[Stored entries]

(begin)

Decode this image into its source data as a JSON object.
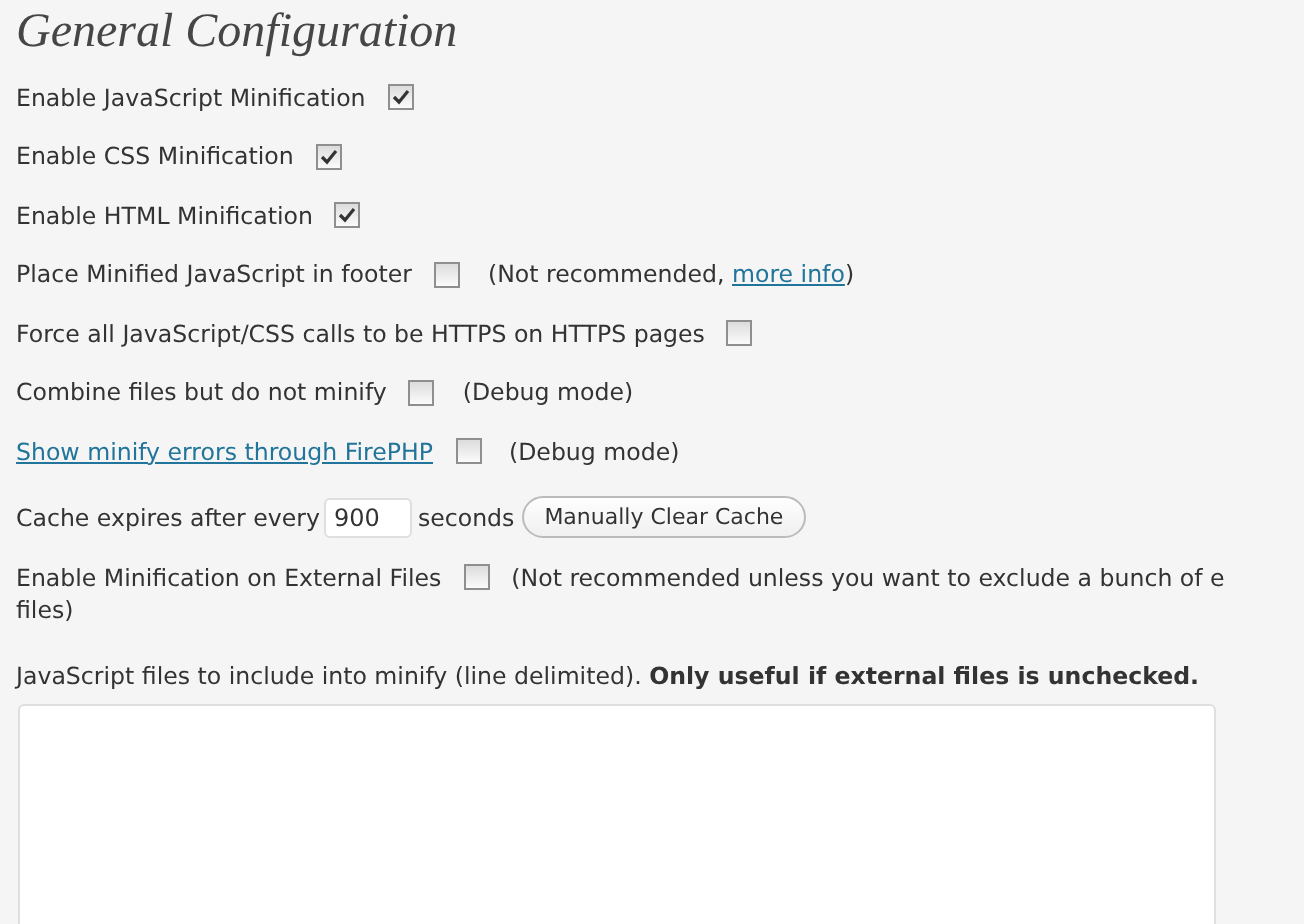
{
  "title": "General Configuration",
  "rows": [
    {
      "kind": "checkbox",
      "label": "Enable JavaScript Minification",
      "link": false,
      "checked": true
    },
    {
      "kind": "checkbox",
      "label": "Enable CSS Minification",
      "link": false,
      "checked": true
    },
    {
      "kind": "checkbox",
      "label": "Enable HTML Minification",
      "link": false,
      "checked": true
    },
    {
      "kind": "checkbox",
      "label": "Place Minified JavaScript in footer",
      "link": false,
      "checked": false,
      "note": "(Not recommended, ",
      "note_link": "more info",
      "note_end": ")"
    },
    {
      "kind": "checkbox",
      "label": "Force all JavaScript/CSS calls to be HTTPS on HTTPS pages",
      "link": false,
      "checked": false
    },
    {
      "kind": "checkbox",
      "label": "Combine files but do not minify",
      "link": false,
      "checked": false,
      "note": "(Debug mode)"
    },
    {
      "kind": "checkbox",
      "label": "Show minify errors through FirePHP",
      "link": true,
      "checked": false,
      "note": "(Debug mode)"
    },
    {
      "kind": "cache",
      "label": "Cache expires after every",
      "value": "900",
      "unit": "seconds",
      "button": "Manually Clear Cache"
    },
    {
      "kind": "checkbox",
      "label": "Enable Minification on External Files",
      "link": false,
      "checked": false,
      "note": "(Not recommended unless you want to exclude a bunch of e",
      "note_continued": "files)"
    }
  ],
  "textarea_label": "JavaScript files to include into minify (line delimited). **Only useful if external files is unchecked.**"
}
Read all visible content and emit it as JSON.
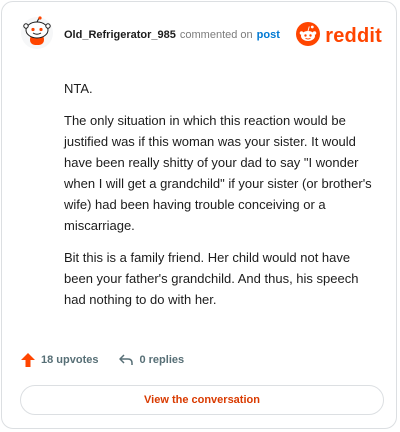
{
  "header": {
    "username": "Old_Refrigerator_985",
    "action_text": "commented on",
    "post_link": "post",
    "brand_name": "reddit",
    "icons": {
      "avatar": "snoo-avatar-icon",
      "brand": "reddit-logo-icon"
    }
  },
  "comment": {
    "paragraphs": [
      "NTA.",
      "The only situation in which this reaction would be justified was if this woman was your sister. It would have been really shitty of your dad to say \"I wonder when I will get a grandchild\" if your sister (or brother's wife) had been having trouble conceiving or a miscarriage.",
      "Bit this is a family friend. Her child would not have been your father's grandchild. And thus, his speech had nothing to do with her."
    ]
  },
  "footer": {
    "upvotes": "18 upvotes",
    "replies": "0 replies",
    "cta": "View the conversation",
    "icons": {
      "upvote": "upvote-arrow-icon",
      "reply": "reply-arrow-icon"
    }
  },
  "colors": {
    "brand": "#ff4500",
    "link": "#0079d3",
    "muted": "#7c7c7c",
    "text": "#1c1c1c",
    "border": "#dcdfe2"
  }
}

(end)

- _Request_: Repeat all the records above exactly, leaving out any pictures.

- _Full solution_:
Decode this image into its source data as a JSON object.
{
  "title": "General Configuration",
  "rows": [
    {
      "kind": "checkbox",
      "label": "Enable JavaScript Minification",
      "link": false,
      "checked": true
    },
    {
      "kind": "checkbox",
      "label": "Enable CSS Minification",
      "link": false,
      "checked": true
    },
    {
      "kind": "checkbox",
      "label": "Enable HTML Minification",
      "link": false,
      "checked": true
    },
    {
      "kind": "checkbox",
      "label": "Place Minified JavaScript in footer",
      "link": false,
      "checked": false,
      "note": "(Not recommended, ",
      "note_link": "more info",
      "note_end": ")"
    },
    {
      "kind": "checkbox",
      "label": "Force all JavaScript/CSS calls to be HTTPS on HTTPS pages",
      "link": false,
      "checked": false
    },
    {
      "kind": "checkbox",
      "label": "Combine files but do not minify",
      "link": false,
      "checked": false,
      "note": "(Debug mode)"
    },
    {
      "kind": "checkbox",
      "label": "Show minify errors through FirePHP",
      "link": true,
      "checked": false,
      "note": "(Debug mode)"
    },
    {
      "kind": "cache",
      "label": "Cache expires after every",
      "value": "900",
      "unit": "seconds",
      "button": "Manually Clear Cache"
    },
    {
      "kind": "checkbox",
      "label": "Enable Minification on External Files",
      "link": false,
      "checked": false,
      "note": "(Not recommended unless you want to exclude a bunch of e",
      "note_continued": "files)"
    }
  ],
  "textarea_label": "JavaScript files to include into minify (line delimited). **Only useful if external files is unchecked.**"
}
Read all visible content and emit it as JSON.
{
  "header": {
    "username": "Old_Refrigerator_985",
    "action_text": "commented on",
    "post_link": "post",
    "brand_name": "reddit",
    "icons": {
      "avatar": "snoo-avatar-icon",
      "brand": "reddit-logo-icon"
    }
  },
  "comment": {
    "paragraphs": [
      "NTA.",
      "The only situation in which this reaction would be justified was if this woman was your sister. It would have been really shitty of your dad to say \"I wonder when I will get a grandchild\" if your sister (or brother's wife) had been having trouble conceiving or a miscarriage.",
      "Bit this is a family friend. Her child would not have been your father's grandchild. And thus, his speech had nothing to do with her."
    ]
  },
  "footer": {
    "upvotes": "18 upvotes",
    "replies": "0 replies",
    "cta": "View the conversation",
    "icons": {
      "upvote": "upvote-arrow-icon",
      "reply": "reply-arrow-icon"
    }
  },
  "colors": {
    "brand": "#ff4500",
    "link": "#0079d3",
    "muted": "#7c7c7c",
    "text": "#1c1c1c",
    "border": "#dcdfe2"
  }
}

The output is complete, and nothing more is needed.